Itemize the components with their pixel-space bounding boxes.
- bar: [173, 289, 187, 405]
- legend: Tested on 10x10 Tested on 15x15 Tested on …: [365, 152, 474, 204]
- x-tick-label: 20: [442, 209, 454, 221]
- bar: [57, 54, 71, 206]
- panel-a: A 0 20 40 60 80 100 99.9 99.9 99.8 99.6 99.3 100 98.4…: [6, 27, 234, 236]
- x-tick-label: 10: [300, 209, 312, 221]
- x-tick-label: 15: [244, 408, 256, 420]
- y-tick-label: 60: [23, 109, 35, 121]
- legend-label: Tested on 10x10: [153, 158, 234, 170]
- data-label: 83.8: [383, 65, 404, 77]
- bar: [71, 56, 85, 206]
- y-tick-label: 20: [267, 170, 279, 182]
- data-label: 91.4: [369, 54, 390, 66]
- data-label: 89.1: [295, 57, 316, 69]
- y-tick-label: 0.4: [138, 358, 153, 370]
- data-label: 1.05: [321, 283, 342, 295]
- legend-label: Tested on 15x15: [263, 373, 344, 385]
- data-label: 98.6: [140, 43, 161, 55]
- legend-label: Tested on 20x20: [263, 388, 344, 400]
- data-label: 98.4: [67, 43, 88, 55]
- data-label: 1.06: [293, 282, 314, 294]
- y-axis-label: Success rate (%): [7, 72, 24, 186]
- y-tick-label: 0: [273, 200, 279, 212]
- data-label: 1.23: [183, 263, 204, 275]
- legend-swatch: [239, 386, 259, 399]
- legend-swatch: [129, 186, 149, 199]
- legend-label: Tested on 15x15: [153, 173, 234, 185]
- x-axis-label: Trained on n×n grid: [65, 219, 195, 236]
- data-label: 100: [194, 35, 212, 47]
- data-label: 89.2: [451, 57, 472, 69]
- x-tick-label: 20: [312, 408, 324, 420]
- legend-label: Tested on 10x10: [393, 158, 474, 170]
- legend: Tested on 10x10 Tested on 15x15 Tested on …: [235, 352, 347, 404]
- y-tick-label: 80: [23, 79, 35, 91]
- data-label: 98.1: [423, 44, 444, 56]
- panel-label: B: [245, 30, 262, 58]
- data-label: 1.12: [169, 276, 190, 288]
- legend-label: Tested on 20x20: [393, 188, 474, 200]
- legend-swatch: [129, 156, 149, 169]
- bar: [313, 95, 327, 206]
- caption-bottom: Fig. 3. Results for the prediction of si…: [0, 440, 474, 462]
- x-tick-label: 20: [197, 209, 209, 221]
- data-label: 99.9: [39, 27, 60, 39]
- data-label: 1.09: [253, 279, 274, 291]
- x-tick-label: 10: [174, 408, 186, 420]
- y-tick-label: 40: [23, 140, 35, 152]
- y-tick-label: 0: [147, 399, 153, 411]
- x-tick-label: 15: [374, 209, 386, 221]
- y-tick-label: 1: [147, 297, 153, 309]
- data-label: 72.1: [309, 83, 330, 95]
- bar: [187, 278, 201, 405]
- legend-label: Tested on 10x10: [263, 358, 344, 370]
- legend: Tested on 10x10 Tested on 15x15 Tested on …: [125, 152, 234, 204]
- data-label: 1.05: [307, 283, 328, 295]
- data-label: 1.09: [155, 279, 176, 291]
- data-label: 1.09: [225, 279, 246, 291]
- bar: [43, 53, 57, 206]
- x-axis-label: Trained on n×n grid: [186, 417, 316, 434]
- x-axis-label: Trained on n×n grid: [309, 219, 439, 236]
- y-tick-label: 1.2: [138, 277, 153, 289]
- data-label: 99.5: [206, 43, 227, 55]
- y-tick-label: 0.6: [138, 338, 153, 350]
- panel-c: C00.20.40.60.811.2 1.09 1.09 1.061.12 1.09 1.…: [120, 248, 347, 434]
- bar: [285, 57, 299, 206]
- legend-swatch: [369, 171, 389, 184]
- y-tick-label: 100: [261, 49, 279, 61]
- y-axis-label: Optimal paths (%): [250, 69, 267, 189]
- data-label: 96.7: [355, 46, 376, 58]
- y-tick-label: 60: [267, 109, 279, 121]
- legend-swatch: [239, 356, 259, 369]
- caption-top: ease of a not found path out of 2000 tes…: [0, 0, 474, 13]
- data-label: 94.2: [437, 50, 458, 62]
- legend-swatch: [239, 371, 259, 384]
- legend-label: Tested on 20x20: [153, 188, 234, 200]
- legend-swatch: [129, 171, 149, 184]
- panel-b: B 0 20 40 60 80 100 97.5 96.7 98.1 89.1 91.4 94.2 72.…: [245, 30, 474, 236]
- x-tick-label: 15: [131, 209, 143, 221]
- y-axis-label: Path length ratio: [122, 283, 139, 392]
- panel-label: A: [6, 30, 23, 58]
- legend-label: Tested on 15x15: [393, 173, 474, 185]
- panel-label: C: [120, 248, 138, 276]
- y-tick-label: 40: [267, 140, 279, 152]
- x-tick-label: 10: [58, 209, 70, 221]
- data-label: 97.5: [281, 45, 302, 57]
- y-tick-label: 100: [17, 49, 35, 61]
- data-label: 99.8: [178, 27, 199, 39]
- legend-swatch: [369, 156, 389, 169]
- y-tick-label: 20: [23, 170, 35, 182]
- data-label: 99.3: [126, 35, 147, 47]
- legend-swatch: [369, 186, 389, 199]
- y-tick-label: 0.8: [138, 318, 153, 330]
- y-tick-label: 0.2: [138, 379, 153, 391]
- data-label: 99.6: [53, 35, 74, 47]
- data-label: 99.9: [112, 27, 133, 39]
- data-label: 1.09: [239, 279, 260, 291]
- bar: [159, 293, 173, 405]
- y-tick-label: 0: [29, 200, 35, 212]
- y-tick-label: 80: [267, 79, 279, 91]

Requirements: Print the listing above verbatim, from its first line through the line containing "- y-tick-label: 80: [23, 79, 35, 91]", including both ends.

Output for this exercise:
Itemize the components with their pixel-space bounding boxes.
- bar: [173, 289, 187, 405]
- legend: Tested on 10x10 Tested on 15x15 Tested on …: [365, 152, 474, 204]
- x-tick-label: 20: [442, 209, 454, 221]
- bar: [57, 54, 71, 206]
- panel-a: A 0 20 40 60 80 100 99.9 99.9 99.8 99.6 99.3 100 98.4…: [6, 27, 234, 236]
- x-tick-label: 10: [300, 209, 312, 221]
- x-tick-label: 15: [244, 408, 256, 420]
- y-tick-label: 60: [23, 109, 35, 121]
- legend-label: Tested on 10x10: [153, 158, 234, 170]
- data-label: 83.8: [383, 65, 404, 77]
- bar: [71, 56, 85, 206]
- y-tick-label: 20: [267, 170, 279, 182]
- data-label: 91.4: [369, 54, 390, 66]
- data-label: 89.1: [295, 57, 316, 69]
- y-tick-label: 0.4: [138, 358, 153, 370]
- data-label: 1.05: [321, 283, 342, 295]
- legend-label: Tested on 15x15: [263, 373, 344, 385]
- data-label: 98.6: [140, 43, 161, 55]
- legend-label: Tested on 20x20: [263, 388, 344, 400]
- data-label: 98.4: [67, 43, 88, 55]
- data-label: 1.06: [293, 282, 314, 294]
- y-axis-label: Success rate (%): [7, 72, 24, 186]
- y-tick-label: 0: [273, 200, 279, 212]
- data-label: 1.23: [183, 263, 204, 275]
- legend-swatch: [239, 386, 259, 399]
- legend-swatch: [129, 186, 149, 199]
- legend-label: Tested on 15x15: [153, 173, 234, 185]
- x-axis-label: Trained on n×n grid: [65, 219, 195, 236]
- data-label: 100: [194, 35, 212, 47]
- data-label: 89.2: [451, 57, 472, 69]
- x-tick-label: 20: [312, 408, 324, 420]
- legend-label: Tested on 10x10: [393, 158, 474, 170]
- legend: Tested on 10x10 Tested on 15x15 Tested on …: [235, 352, 347, 404]
- y-tick-label: 80: [23, 79, 35, 91]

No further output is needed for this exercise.